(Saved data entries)
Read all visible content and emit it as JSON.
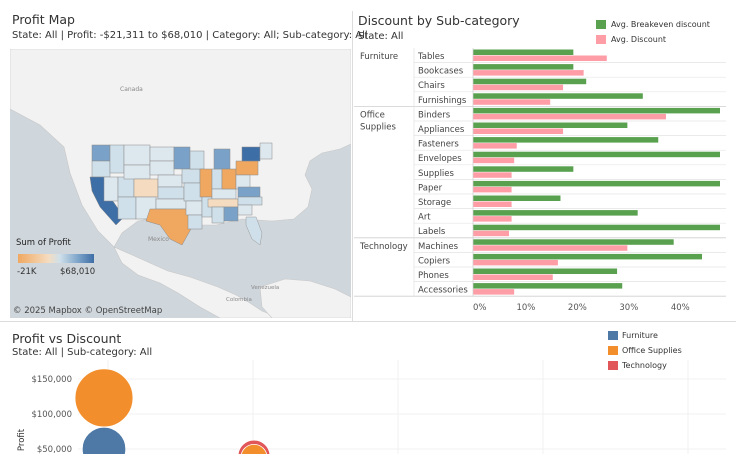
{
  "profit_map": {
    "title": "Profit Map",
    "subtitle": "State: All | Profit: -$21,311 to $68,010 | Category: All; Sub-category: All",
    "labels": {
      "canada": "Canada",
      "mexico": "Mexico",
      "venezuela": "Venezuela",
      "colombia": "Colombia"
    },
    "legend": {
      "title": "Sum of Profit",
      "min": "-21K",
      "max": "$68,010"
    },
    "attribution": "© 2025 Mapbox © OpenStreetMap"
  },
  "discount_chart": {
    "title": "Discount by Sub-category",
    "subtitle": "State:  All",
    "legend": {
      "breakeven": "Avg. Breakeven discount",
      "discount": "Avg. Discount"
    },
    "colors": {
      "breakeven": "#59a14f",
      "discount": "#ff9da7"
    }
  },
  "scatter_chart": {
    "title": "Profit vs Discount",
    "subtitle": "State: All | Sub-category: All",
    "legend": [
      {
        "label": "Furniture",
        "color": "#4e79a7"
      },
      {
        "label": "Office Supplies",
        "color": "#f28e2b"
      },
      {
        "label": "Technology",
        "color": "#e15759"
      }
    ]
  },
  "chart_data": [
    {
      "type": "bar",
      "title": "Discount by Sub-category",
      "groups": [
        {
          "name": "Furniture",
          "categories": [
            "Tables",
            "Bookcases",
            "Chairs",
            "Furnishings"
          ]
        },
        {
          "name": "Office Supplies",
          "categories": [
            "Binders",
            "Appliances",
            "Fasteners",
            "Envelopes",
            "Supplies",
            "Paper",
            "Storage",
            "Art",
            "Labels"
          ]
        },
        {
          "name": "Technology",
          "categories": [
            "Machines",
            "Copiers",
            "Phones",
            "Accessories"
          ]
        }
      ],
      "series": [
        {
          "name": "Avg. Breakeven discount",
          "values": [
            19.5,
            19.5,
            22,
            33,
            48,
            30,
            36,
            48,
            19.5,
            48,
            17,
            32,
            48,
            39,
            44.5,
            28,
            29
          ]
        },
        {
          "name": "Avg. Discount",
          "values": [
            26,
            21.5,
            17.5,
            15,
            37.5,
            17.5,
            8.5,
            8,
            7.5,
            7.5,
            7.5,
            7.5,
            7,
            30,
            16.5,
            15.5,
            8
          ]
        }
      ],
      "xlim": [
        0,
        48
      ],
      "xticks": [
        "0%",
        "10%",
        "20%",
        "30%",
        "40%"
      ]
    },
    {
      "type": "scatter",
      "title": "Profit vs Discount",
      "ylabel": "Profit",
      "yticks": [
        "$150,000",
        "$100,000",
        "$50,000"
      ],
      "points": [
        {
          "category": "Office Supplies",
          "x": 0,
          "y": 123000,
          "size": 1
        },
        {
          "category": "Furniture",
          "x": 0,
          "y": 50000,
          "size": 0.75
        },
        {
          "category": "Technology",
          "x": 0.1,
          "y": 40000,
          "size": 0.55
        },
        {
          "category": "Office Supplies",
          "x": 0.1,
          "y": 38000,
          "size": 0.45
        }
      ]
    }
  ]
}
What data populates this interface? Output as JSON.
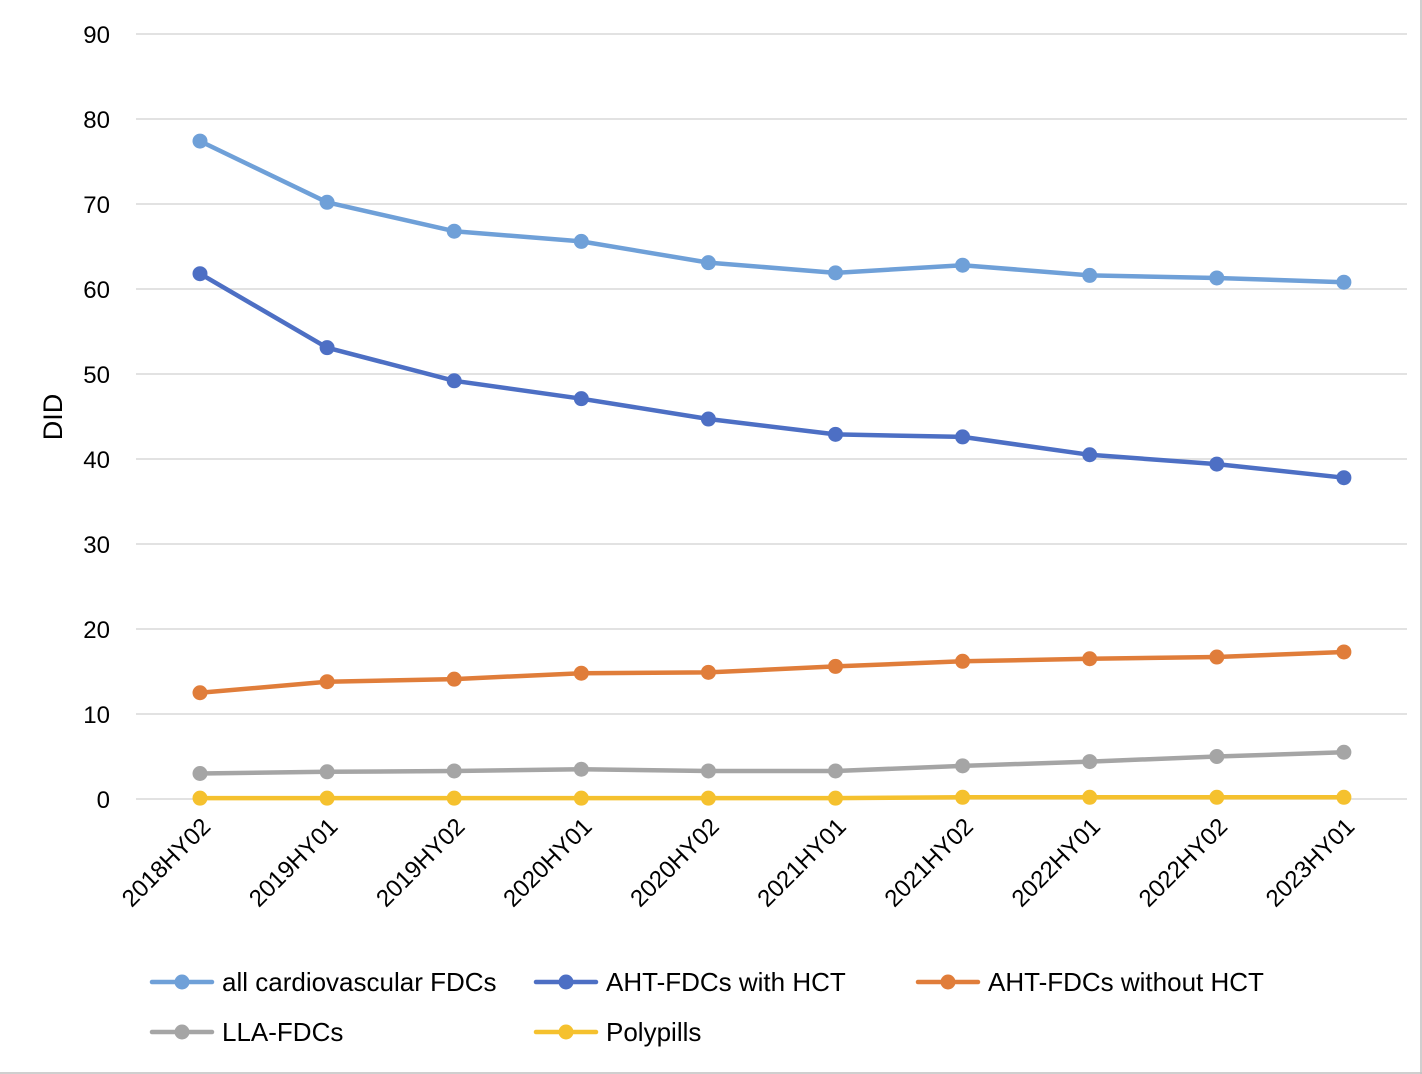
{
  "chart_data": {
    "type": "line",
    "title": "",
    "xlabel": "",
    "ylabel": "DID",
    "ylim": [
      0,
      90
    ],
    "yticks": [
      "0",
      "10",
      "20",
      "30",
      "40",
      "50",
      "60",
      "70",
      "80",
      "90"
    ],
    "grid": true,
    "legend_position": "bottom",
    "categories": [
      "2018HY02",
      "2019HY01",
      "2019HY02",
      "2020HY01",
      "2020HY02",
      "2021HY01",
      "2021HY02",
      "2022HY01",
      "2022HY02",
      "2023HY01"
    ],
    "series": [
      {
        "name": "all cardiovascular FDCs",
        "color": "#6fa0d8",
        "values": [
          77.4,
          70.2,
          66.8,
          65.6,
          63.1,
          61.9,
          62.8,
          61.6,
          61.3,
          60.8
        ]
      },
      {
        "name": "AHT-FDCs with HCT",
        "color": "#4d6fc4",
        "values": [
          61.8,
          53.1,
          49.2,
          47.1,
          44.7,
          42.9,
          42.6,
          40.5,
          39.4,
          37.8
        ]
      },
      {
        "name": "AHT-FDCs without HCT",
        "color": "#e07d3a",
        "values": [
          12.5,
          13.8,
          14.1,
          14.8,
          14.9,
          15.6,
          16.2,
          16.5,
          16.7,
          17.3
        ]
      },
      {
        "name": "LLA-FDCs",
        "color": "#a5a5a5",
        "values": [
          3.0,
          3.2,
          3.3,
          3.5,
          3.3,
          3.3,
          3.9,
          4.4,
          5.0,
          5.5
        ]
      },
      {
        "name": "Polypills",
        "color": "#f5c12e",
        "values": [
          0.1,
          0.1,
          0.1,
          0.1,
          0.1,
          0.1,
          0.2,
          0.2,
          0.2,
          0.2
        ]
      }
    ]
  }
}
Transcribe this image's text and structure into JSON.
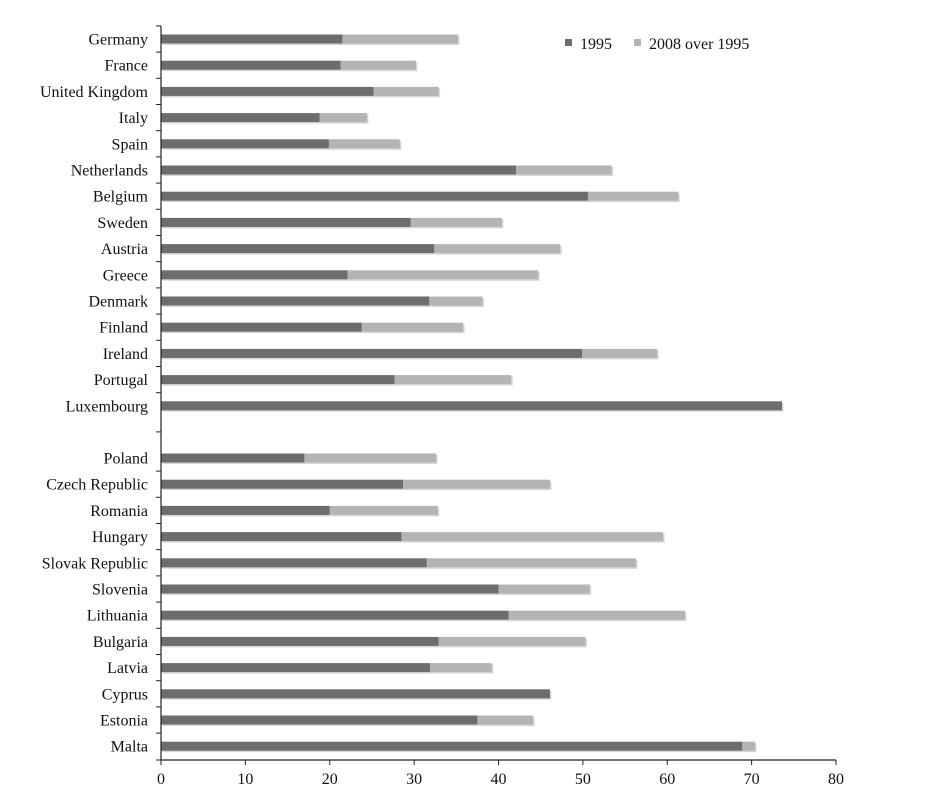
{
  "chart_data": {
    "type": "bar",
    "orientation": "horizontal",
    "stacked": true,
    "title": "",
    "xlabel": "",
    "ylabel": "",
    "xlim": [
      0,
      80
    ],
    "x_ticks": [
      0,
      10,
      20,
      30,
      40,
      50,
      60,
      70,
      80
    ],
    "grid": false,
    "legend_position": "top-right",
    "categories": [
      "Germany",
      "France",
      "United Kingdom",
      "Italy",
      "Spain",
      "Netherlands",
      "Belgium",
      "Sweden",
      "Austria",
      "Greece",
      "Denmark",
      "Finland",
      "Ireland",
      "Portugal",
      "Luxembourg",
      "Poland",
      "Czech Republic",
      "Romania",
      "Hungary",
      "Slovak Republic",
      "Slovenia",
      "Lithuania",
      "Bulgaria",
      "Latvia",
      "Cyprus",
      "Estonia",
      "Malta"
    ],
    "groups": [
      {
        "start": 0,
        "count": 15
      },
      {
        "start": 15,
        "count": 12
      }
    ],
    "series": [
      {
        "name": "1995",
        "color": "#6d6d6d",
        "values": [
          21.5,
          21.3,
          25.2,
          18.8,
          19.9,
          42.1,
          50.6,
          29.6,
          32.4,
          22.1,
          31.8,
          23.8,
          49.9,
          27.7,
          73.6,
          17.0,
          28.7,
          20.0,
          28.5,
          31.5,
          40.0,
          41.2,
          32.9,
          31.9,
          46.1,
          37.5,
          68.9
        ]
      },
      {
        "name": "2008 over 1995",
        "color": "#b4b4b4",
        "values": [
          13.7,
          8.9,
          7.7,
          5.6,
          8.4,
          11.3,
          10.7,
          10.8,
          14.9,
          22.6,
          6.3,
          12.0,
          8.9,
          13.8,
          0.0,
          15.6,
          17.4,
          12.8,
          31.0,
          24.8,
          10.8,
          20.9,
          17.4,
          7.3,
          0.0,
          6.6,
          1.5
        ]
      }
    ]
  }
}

▸ **Your task**
From the data above, gather every line that includes the word "this".

▸ **Written answer**
What data populates this interface? Output as JSON.
Transcribe this image's text and structure into JSON.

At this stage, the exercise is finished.